Figure contents as structured data
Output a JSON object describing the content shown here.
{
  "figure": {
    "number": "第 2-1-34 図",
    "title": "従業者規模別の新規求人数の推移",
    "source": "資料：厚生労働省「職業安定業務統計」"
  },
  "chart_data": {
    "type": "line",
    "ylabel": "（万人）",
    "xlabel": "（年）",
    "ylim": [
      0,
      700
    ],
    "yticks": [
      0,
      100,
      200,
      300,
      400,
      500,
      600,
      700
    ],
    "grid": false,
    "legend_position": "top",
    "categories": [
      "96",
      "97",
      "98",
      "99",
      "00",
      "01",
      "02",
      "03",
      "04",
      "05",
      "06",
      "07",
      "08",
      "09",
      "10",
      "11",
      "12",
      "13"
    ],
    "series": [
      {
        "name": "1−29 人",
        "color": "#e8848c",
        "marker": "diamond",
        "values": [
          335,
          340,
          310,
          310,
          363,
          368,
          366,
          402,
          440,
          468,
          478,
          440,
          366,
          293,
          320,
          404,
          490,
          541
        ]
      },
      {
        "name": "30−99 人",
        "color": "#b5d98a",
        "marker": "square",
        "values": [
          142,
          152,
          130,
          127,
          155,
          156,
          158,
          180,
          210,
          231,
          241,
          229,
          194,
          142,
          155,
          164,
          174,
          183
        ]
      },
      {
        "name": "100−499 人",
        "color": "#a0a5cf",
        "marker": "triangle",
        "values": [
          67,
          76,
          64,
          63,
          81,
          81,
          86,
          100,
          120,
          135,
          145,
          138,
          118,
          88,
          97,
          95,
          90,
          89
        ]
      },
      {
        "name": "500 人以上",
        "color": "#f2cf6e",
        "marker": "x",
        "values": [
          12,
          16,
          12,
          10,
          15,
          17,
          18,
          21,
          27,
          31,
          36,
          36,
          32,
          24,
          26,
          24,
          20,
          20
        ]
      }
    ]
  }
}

* _Task goal_: Go through the listing above and pull out each line containing the word "color".

* _Answer_:
        "color": "#e8848c",
        "color": "#b5d98a",
        "color": "#a0a5cf",
        "color": "#f2cf6e",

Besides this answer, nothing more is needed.